[Set task] Can you copy out all the items below, changing each "x-tick-label" to "x-axis-tick" and leaving everything else as it is? Omit the pictures.

** Begin **

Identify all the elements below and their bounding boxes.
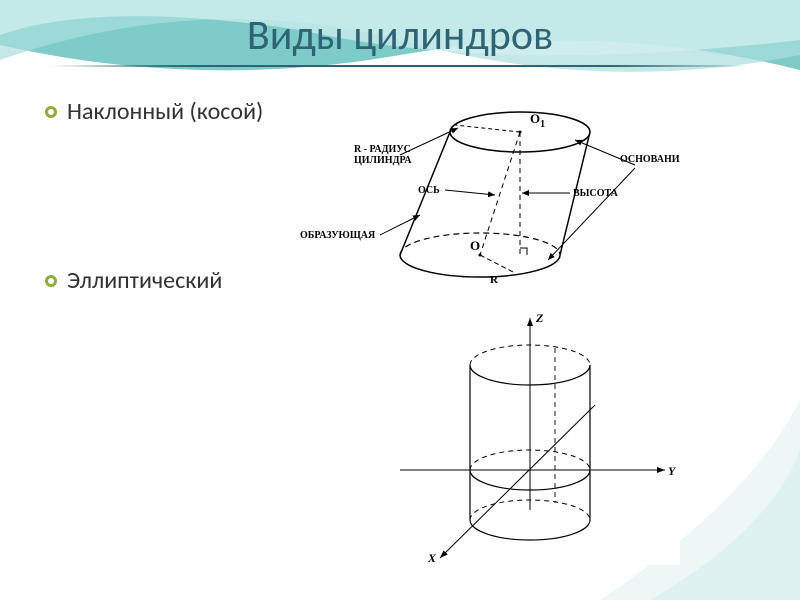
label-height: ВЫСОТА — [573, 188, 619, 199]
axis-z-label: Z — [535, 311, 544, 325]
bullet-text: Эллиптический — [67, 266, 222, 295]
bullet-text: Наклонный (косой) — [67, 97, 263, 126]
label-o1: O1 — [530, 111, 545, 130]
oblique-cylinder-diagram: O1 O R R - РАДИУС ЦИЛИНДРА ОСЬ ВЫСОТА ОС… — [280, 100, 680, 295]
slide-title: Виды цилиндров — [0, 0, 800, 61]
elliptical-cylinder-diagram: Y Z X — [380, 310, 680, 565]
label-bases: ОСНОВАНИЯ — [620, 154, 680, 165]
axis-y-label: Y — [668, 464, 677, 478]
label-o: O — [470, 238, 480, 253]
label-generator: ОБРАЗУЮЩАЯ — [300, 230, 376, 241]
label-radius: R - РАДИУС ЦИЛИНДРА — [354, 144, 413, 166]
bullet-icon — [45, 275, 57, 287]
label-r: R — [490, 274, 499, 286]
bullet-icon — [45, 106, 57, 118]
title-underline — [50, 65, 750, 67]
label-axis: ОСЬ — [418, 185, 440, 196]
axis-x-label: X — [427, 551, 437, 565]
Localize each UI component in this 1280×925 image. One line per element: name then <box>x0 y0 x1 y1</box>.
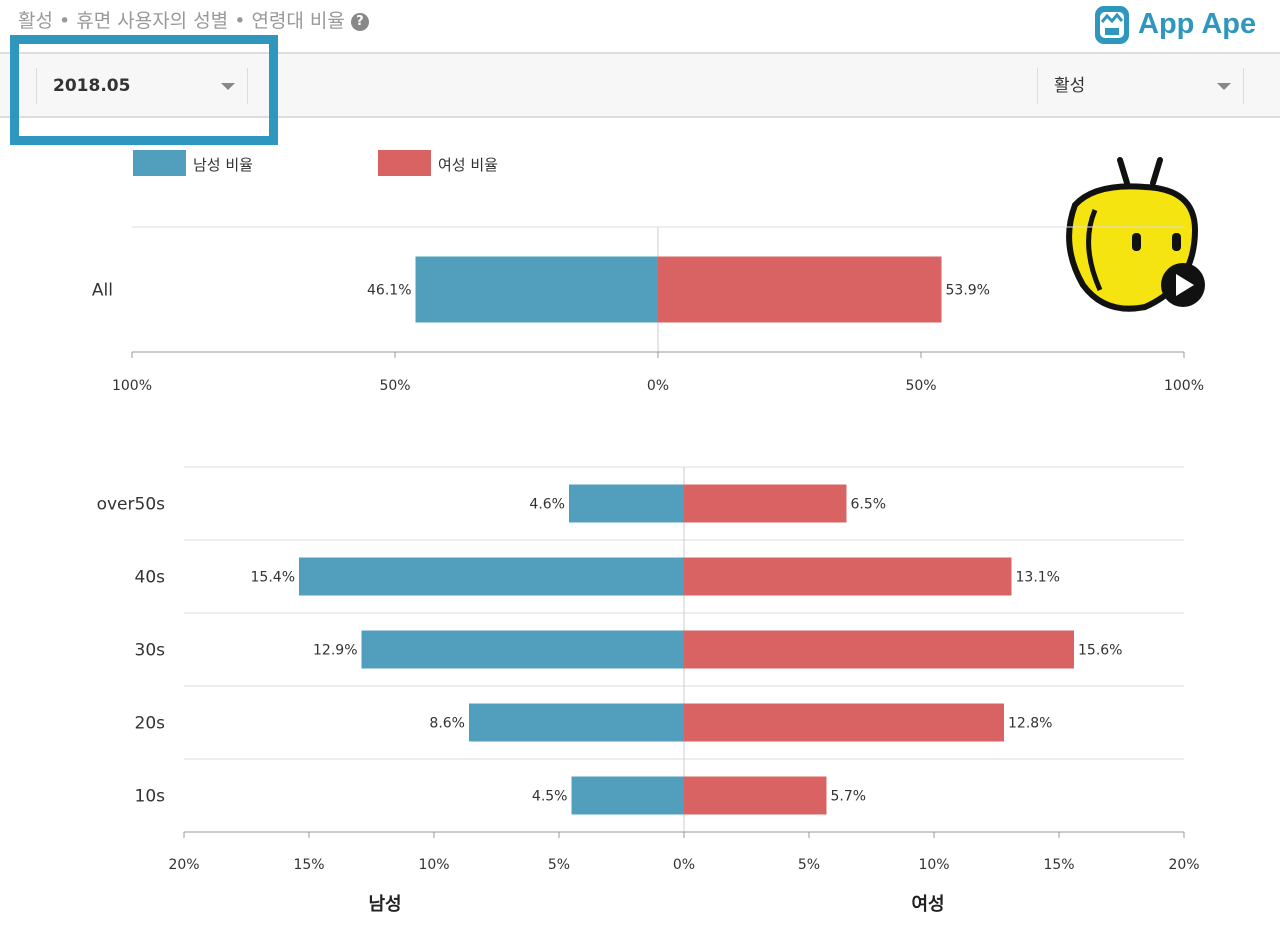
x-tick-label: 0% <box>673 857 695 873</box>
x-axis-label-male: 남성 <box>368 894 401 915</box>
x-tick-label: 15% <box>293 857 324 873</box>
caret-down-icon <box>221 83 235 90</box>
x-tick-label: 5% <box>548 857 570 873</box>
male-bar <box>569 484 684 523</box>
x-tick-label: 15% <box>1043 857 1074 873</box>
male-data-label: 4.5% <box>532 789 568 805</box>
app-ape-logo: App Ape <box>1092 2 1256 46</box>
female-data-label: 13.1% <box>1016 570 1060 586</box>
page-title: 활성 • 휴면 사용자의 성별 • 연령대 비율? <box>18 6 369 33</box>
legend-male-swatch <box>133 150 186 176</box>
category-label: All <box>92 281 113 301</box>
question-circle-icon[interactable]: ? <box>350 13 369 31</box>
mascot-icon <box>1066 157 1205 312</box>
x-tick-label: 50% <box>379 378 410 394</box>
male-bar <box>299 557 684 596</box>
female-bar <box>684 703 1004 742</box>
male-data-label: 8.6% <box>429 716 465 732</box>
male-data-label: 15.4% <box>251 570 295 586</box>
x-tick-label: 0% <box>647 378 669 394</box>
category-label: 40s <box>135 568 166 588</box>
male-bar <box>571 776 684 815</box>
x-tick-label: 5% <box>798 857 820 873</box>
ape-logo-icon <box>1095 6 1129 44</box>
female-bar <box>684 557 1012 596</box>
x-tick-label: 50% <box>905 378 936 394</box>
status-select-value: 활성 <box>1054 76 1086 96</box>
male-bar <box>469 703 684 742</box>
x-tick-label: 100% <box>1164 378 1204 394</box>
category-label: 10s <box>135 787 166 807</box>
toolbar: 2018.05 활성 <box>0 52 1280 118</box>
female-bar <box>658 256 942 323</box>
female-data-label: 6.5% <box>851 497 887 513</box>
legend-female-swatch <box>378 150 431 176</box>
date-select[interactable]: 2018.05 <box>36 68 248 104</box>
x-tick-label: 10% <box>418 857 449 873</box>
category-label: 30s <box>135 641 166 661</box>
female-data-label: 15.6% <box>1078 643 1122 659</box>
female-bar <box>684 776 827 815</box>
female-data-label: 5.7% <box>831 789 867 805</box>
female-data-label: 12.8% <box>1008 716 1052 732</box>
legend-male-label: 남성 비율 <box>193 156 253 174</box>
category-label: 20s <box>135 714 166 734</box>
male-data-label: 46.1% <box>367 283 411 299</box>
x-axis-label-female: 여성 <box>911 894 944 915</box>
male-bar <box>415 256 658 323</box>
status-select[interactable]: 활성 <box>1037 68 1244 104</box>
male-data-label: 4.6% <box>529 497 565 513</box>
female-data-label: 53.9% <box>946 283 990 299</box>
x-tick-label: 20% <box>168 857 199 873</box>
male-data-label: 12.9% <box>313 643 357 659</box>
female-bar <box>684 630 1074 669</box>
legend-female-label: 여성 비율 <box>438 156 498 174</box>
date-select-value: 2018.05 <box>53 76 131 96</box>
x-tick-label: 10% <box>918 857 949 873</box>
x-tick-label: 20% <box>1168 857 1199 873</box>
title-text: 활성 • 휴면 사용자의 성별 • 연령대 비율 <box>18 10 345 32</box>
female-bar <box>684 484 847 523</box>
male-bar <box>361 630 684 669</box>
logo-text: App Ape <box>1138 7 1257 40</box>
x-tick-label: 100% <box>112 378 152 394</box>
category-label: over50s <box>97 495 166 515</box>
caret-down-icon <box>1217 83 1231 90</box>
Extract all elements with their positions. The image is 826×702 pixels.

** End **

[Answer below]
Identify all the elements below and their bounding boxes.
label-height: ВЫСОТА — [573, 188, 619, 199]
axis-z-label: Z — [535, 311, 544, 325]
bullet-text: Эллиптический — [67, 266, 222, 295]
bullet-text: Наклонный (косой) — [67, 97, 263, 126]
label-o1: O1 — [530, 111, 545, 130]
oblique-cylinder-diagram: O1 O R R - РАДИУС ЦИЛИНДРА ОСЬ ВЫСОТА ОС… — [280, 100, 680, 295]
slide-title: Виды цилиндров — [0, 0, 800, 61]
elliptical-cylinder-diagram: Y Z X — [380, 310, 680, 565]
label-bases: ОСНОВАНИЯ — [620, 154, 680, 165]
axis-y-label: Y — [668, 464, 677, 478]
label-o: O — [470, 238, 480, 253]
label-generator: ОБРАЗУЮЩАЯ — [300, 230, 376, 241]
label-radius: R - РАДИУС ЦИЛИНДРА — [354, 144, 413, 166]
bullet-icon — [45, 275, 57, 287]
label-r: R — [490, 274, 499, 286]
bullet-icon — [45, 106, 57, 118]
title-underline — [50, 65, 750, 67]
label-axis: ОСЬ — [418, 185, 440, 196]
axis-x-label: X — [427, 551, 437, 565]
Localize each UI component in this 1280×925 image. One line per element: name then <box>x0 y0 x1 y1</box>.
x-axis-tick: 0% <box>673 857 695 873</box>
x-axis-label-male: 남성 <box>368 894 401 915</box>
x-axis-tick: 15% <box>293 857 324 873</box>
caret-down-icon <box>221 83 235 90</box>
x-axis-tick: 5% <box>548 857 570 873</box>
male-bar <box>569 484 684 523</box>
x-axis-tick: 15% <box>1043 857 1074 873</box>
male-data-label: 4.5% <box>532 789 568 805</box>
app-ape-logo: App Ape <box>1092 2 1256 46</box>
female-data-label: 13.1% <box>1016 570 1060 586</box>
page-title: 활성 • 휴면 사용자의 성별 • 연령대 비율? <box>18 6 369 33</box>
legend-male-swatch <box>133 150 186 176</box>
category-label: All <box>92 281 113 301</box>
question-circle-icon[interactable]: ? <box>350 13 369 31</box>
mascot-icon <box>1066 157 1205 312</box>
x-axis-tick: 50% <box>379 378 410 394</box>
male-bar <box>299 557 684 596</box>
female-bar <box>684 703 1004 742</box>
male-data-label: 8.6% <box>429 716 465 732</box>
male-data-label: 15.4% <box>251 570 295 586</box>
x-axis-tick: 0% <box>647 378 669 394</box>
category-label: 40s <box>135 568 166 588</box>
male-bar <box>571 776 684 815</box>
x-axis-tick: 5% <box>798 857 820 873</box>
ape-logo-icon <box>1095 6 1129 44</box>
female-bar <box>684 557 1012 596</box>
x-axis-tick: 50% <box>905 378 936 394</box>
status-select-value: 활성 <box>1054 76 1086 96</box>
male-bar <box>469 703 684 742</box>
x-axis-tick: 100% <box>1164 378 1204 394</box>
category-label: 10s <box>135 787 166 807</box>
toolbar: 2018.05 활성 <box>0 52 1280 118</box>
female-bar <box>658 256 942 323</box>
female-data-label: 6.5% <box>851 497 887 513</box>
legend-female-swatch <box>378 150 431 176</box>
date-select[interactable]: 2018.05 <box>36 68 248 104</box>
x-axis-tick: 10% <box>418 857 449 873</box>
category-label: 30s <box>135 641 166 661</box>
female-data-label: 15.6% <box>1078 643 1122 659</box>
female-bar <box>684 776 827 815</box>
female-data-label: 5.7% <box>831 789 867 805</box>
female-data-label: 12.8% <box>1008 716 1052 732</box>
legend-male-label: 남성 비율 <box>193 156 253 174</box>
category-label: 20s <box>135 714 166 734</box>
male-data-label: 46.1% <box>367 283 411 299</box>
x-axis-label-female: 여성 <box>911 894 944 915</box>
male-bar <box>415 256 658 323</box>
status-select[interactable]: 활성 <box>1037 68 1244 104</box>
male-data-label: 4.6% <box>529 497 565 513</box>
female-data-label: 53.9% <box>946 283 990 299</box>
x-axis-tick: 20% <box>168 857 199 873</box>
male-data-label: 12.9% <box>313 643 357 659</box>
female-bar <box>684 630 1074 669</box>
legend-female-label: 여성 비율 <box>438 156 498 174</box>
date-select-value: 2018.05 <box>53 76 131 96</box>
x-axis-tick: 10% <box>918 857 949 873</box>
x-axis-tick: 20% <box>1168 857 1199 873</box>
title-text: 활성 • 휴면 사용자의 성별 • 연령대 비율 <box>18 10 345 32</box>
female-bar <box>684 484 847 523</box>
male-bar <box>361 630 684 669</box>
logo-text: App Ape <box>1138 7 1257 40</box>
x-axis-tick: 100% <box>112 378 152 394</box>
category-label: over50s <box>97 495 166 515</box>
caret-down-icon <box>1217 83 1231 90</box>
Extract all elements with their positions. The image is 826×702 pixels.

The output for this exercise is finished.